Check every line of the records below for the string "alleles" and copy the ones that have it.

*** Opening Given records ***

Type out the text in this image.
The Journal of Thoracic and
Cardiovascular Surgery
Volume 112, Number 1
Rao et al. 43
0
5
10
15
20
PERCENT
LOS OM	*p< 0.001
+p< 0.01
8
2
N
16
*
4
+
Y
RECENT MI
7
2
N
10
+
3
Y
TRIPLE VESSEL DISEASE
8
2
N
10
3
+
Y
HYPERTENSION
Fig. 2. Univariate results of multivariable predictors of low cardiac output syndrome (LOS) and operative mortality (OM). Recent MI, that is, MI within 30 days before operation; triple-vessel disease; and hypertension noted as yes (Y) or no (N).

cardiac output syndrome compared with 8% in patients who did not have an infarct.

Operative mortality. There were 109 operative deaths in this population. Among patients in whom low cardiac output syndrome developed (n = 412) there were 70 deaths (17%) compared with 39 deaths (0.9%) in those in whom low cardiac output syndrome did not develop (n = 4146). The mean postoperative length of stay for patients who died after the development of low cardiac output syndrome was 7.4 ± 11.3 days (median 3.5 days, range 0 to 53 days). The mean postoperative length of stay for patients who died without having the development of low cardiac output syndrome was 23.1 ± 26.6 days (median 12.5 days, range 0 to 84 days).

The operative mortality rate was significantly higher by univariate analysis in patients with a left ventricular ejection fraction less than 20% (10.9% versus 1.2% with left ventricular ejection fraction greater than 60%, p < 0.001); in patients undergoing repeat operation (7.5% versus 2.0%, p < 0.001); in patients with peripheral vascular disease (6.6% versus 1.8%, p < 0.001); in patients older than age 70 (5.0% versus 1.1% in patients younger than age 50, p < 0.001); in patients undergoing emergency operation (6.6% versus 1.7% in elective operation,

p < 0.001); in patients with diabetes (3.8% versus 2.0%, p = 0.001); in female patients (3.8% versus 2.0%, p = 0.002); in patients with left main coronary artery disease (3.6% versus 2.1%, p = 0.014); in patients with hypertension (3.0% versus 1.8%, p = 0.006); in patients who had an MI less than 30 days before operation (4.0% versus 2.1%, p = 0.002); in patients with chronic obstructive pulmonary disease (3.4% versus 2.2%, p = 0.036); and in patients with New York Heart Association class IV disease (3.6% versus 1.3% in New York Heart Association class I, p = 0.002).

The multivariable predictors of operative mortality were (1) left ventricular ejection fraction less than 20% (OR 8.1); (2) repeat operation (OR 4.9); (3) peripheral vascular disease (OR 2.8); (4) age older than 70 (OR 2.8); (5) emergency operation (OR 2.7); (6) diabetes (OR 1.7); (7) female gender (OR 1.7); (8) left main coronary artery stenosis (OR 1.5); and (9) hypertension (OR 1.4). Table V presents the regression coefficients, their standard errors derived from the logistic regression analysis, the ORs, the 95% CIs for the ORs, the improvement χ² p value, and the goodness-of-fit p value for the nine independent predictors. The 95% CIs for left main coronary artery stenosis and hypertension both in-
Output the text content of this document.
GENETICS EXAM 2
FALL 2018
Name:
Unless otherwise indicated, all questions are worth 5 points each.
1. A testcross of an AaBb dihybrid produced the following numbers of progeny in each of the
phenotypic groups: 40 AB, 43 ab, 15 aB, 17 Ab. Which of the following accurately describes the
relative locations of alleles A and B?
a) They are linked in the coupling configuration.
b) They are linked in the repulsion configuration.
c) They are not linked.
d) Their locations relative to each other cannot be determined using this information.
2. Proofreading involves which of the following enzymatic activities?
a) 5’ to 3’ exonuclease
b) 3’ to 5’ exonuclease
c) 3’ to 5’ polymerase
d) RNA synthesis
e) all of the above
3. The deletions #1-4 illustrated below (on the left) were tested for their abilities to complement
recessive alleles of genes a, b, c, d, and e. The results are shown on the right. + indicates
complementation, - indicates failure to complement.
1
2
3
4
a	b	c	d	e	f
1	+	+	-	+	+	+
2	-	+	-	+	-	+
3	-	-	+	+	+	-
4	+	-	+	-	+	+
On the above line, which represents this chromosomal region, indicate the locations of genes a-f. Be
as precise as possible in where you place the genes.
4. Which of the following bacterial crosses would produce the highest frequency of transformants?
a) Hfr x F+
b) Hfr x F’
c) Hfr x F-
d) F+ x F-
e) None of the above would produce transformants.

*** Closing Given records ***

(Expected answer)
relative locations of alleles A and B?
recessive alleles of genes a, b, c, d, and e. The results are shown on the right. + indicates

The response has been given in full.